→ **Entries provided**:

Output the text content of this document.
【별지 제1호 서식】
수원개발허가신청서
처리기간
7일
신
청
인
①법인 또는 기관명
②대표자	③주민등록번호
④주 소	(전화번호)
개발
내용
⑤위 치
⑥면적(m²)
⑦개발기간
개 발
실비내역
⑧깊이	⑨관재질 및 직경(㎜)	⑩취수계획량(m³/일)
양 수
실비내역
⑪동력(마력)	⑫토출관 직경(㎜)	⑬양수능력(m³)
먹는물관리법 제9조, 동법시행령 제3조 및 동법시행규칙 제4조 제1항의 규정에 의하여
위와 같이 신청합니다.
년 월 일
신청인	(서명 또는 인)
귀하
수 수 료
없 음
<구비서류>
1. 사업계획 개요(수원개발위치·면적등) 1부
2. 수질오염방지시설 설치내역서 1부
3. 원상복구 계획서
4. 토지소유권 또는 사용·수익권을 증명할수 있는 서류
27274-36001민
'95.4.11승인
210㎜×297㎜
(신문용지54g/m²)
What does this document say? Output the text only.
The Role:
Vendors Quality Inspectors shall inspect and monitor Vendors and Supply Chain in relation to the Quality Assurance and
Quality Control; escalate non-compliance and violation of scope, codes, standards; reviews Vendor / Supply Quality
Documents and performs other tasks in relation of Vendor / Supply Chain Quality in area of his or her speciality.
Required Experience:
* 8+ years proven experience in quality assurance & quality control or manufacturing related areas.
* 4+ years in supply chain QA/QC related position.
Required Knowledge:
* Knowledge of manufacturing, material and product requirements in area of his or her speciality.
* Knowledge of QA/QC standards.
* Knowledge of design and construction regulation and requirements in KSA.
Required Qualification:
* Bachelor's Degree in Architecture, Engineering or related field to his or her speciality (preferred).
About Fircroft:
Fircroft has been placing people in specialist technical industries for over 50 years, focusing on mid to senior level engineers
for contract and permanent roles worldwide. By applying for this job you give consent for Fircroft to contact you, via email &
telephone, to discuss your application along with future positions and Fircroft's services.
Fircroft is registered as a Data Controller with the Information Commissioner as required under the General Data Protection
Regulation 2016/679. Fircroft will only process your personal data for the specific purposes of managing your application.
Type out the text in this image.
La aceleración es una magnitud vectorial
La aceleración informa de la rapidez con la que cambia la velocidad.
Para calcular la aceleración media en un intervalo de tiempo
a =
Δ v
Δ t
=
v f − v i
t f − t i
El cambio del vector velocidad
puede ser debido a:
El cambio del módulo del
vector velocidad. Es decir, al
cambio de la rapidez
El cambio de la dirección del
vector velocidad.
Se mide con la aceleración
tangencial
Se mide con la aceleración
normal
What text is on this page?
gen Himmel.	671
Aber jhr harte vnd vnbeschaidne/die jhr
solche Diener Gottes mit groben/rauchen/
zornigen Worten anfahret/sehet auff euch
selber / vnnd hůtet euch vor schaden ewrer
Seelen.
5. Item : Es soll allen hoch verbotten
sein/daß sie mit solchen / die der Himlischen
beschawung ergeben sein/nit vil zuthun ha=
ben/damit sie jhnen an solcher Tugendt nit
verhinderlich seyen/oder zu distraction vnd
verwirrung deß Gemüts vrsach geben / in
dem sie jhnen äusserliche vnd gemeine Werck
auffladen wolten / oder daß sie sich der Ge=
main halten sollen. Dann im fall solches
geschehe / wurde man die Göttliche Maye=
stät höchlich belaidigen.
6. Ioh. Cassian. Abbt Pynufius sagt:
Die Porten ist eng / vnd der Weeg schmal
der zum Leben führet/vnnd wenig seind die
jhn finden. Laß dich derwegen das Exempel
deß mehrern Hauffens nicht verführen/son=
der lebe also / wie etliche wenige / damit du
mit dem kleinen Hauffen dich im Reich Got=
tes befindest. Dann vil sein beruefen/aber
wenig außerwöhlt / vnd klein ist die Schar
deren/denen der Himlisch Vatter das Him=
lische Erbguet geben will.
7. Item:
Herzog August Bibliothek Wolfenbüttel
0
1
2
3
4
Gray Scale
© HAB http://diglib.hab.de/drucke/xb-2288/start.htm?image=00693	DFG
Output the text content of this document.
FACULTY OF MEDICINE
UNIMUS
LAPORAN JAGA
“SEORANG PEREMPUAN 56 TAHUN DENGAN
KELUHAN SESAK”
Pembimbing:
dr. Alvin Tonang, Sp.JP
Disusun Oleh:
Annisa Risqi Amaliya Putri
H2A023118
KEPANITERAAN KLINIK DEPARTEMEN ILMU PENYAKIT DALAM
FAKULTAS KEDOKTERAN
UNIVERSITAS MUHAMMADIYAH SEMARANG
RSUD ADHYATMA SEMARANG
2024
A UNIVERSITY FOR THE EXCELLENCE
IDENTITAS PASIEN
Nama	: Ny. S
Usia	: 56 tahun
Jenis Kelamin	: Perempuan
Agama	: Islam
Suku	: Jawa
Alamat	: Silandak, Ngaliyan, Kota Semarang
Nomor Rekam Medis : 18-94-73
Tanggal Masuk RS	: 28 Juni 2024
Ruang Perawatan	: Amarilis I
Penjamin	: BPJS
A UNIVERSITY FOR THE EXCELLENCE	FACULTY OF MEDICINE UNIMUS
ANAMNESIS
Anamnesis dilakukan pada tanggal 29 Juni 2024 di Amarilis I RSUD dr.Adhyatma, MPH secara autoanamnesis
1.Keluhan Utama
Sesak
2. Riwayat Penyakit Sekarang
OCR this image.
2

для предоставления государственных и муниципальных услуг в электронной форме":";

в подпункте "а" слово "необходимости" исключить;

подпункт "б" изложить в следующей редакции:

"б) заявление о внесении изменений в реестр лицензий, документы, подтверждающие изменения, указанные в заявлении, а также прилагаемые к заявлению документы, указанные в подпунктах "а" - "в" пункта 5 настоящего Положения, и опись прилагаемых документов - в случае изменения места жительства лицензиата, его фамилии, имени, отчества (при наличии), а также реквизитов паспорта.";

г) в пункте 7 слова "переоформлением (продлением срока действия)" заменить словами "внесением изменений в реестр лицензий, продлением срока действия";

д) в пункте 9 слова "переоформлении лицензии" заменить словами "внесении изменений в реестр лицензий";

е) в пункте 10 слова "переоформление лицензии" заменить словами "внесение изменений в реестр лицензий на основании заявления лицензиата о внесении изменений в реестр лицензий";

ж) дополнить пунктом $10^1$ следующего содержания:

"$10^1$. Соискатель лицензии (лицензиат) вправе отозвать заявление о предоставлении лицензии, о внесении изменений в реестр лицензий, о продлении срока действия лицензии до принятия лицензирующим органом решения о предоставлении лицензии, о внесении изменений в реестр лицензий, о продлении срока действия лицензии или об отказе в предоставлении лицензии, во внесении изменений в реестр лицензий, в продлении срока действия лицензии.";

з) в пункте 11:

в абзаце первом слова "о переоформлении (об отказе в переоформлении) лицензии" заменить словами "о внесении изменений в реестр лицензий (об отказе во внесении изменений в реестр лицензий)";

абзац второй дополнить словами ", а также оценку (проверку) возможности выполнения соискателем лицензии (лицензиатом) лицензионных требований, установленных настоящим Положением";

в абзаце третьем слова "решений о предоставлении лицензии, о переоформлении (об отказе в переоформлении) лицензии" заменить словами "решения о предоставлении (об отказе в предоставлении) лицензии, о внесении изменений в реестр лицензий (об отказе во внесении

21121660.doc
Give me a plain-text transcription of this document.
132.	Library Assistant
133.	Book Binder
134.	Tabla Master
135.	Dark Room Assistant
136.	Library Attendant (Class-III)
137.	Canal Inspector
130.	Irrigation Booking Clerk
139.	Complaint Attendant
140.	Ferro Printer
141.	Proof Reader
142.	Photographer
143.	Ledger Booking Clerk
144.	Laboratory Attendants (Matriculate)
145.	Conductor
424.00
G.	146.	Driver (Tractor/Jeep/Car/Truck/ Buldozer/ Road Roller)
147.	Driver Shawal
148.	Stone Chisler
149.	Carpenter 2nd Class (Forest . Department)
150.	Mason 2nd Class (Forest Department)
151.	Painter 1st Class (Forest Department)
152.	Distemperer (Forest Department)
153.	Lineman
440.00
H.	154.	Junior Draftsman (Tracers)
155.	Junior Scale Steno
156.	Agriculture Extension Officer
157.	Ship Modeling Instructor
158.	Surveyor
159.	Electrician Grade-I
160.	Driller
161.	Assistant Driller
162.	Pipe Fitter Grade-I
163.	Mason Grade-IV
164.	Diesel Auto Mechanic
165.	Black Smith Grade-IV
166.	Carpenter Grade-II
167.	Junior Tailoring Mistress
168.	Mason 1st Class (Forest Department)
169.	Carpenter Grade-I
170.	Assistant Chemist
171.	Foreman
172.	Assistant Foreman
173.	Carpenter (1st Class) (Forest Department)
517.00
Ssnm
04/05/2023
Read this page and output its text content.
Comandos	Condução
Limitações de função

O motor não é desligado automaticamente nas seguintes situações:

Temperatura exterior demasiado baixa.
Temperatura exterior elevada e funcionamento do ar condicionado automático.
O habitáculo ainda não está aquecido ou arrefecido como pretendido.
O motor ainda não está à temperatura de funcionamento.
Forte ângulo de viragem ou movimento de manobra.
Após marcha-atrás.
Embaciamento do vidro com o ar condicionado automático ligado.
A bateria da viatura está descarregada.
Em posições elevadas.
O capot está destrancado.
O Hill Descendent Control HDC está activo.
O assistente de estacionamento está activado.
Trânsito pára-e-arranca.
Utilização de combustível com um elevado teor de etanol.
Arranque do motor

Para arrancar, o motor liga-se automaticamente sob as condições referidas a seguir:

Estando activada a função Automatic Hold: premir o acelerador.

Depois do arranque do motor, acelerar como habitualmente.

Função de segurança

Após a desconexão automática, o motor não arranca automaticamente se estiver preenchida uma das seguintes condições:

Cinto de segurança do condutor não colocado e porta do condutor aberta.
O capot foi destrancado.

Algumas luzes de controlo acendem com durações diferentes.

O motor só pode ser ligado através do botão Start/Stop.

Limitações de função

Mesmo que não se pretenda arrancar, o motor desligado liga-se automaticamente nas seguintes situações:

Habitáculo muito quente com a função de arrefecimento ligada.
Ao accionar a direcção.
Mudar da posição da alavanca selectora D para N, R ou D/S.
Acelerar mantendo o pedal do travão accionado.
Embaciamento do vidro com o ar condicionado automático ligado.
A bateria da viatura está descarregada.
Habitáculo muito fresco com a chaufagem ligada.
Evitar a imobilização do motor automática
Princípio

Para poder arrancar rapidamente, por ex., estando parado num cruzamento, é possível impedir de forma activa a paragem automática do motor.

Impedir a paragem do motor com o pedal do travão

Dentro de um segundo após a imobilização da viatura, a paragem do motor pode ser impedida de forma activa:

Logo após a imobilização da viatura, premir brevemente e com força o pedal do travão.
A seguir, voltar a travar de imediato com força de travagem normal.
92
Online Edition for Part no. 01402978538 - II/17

→ **Given problem**:
Return all lines of the material above in which the word "seguir" occurs.

→ **Written response**:
Para arrancar, o motor liga-se automaticamente sob as condições referidas a seguir:
A seguir, voltar a travar de imediato com força de travagem normal.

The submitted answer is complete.